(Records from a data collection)
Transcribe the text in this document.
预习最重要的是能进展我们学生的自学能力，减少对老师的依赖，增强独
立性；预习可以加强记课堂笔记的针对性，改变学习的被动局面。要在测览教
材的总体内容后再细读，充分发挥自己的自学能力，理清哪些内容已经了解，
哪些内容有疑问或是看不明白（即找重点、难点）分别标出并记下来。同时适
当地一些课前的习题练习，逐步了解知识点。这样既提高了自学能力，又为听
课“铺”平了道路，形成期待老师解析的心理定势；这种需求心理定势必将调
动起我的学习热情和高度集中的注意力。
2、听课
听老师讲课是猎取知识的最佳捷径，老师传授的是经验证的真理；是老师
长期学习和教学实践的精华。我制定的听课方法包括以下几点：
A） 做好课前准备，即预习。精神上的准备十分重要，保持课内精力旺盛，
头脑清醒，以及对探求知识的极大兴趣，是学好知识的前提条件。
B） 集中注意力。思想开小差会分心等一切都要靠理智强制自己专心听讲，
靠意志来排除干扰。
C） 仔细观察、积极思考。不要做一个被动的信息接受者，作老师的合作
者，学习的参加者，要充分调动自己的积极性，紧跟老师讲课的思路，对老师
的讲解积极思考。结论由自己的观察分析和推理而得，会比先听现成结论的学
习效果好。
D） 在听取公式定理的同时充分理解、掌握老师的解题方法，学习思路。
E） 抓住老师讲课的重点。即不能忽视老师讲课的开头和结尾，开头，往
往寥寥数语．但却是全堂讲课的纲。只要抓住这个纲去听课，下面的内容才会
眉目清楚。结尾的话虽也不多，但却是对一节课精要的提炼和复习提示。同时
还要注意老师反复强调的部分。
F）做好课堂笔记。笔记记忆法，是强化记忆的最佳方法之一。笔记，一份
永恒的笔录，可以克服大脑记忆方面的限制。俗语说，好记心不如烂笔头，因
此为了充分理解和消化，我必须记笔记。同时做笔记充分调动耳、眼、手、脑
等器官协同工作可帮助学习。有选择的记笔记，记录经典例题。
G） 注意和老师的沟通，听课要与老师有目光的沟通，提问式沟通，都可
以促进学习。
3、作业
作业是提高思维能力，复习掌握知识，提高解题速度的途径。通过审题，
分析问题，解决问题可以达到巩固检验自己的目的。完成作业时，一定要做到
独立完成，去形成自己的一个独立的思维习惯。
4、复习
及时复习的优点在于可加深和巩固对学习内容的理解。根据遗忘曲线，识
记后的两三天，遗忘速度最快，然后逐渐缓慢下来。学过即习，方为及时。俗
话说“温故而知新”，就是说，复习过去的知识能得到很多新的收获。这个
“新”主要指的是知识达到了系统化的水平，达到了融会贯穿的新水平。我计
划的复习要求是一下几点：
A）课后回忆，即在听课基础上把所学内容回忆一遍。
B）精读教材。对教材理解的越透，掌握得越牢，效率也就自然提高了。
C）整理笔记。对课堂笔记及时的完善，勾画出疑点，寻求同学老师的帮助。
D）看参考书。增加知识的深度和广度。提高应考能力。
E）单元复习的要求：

» **TASK INSTRUCTIONS**: Return each line of the records above exactly as it reads.

» **RESPONSE TO THIS TASK**:
Transcribe the text in this document.
预习最重要的是能进展我们学生的自学能力，减少对老师的依赖，增强独
立性；预习可以加强记课堂笔记的针对性，改变学习的被动局面。要在测览教
材的总体内容后再细读，充分发挥自己的自学能力，理清哪些内容已经了解，
哪些内容有疑问或是看不明白（即找重点、难点）分别标出并记下来。同时适
当地一些课前的习题练习，逐步了解知识点。这样既提高了自学能力，又为听
课“铺”平了道路，形成期待老师解析的心理定势；这种需求心理定势必将调
动起我的学习热情和高度集中的注意力。
2、听课
听老师讲课是猎取知识的最佳捷径，老师传授的是经验证的真理；是老师
长期学习和教学实践的精华。我制定的听课方法包括以下几点：
A） 做好课前准备，即预习。精神上的准备十分重要，保持课内精力旺盛，
头脑清醒，以及对探求知识的极大兴趣，是学好知识的前提条件。
B） 集中注意力。思想开小差会分心等一切都要靠理智强制自己专心听讲，
靠意志来排除干扰。
C） 仔细观察、积极思考。不要做一个被动的信息接受者，作老师的合作
者，学习的参加者，要充分调动自己的积极性，紧跟老师讲课的思路，对老师
的讲解积极思考。结论由自己的观察分析和推理而得，会比先听现成结论的学
习效果好。
D） 在听取公式定理的同时充分理解、掌握老师的解题方法，学习思路。
E） 抓住老师讲课的重点。即不能忽视老师讲课的开头和结尾，开头，往
往寥寥数语．但却是全堂讲课的纲。只要抓住这个纲去听课，下面的内容才会
眉目清楚。结尾的话虽也不多，但却是对一节课精要的提炼和复习提示。同时
还要注意老师反复强调的部分。
F）做好课堂笔记。笔记记忆法，是强化记忆的最佳方法之一。笔记，一份
永恒的笔录，可以克服大脑记忆方面的限制。俗语说，好记心不如烂笔头，因
此为了充分理解和消化，我必须记笔记。同时做笔记充分调动耳、眼、手、脑
等器官协同工作可帮助学习。有选择的记笔记，记录经典例题。
G） 注意和老师的沟通，听课要与老师有目光的沟通，提问式沟通，都可
以促进学习。
3、作业
作业是提高思维能力，复习掌握知识，提高解题速度的途径。通过审题，
分析问题，解决问题可以达到巩固检验自己的目的。完成作业时，一定要做到
独立完成，去形成自己的一个独立的思维习惯。
4、复习
及时复习的优点在于可加深和巩固对学习内容的理解。根据遗忘曲线，识
记后的两三天，遗忘速度最快，然后逐渐缓慢下来。学过即习，方为及时。俗
话说“温故而知新”，就是说，复习过去的知识能得到很多新的收获。这个
“新”主要指的是知识达到了系统化的水平，达到了融会贯穿的新水平。我计
划的复习要求是一下几点：
A）课后回忆，即在听课基础上把所学内容回忆一遍。
B）精读教材。对教材理解的越透，掌握得越牢，效率也就自然提高了。
C）整理笔记。对课堂笔记及时的完善，勾画出疑点，寻求同学老师的帮助。
D）看参考书。增加知识的深度和广度。提高应考能力。
E）单元复习的要求：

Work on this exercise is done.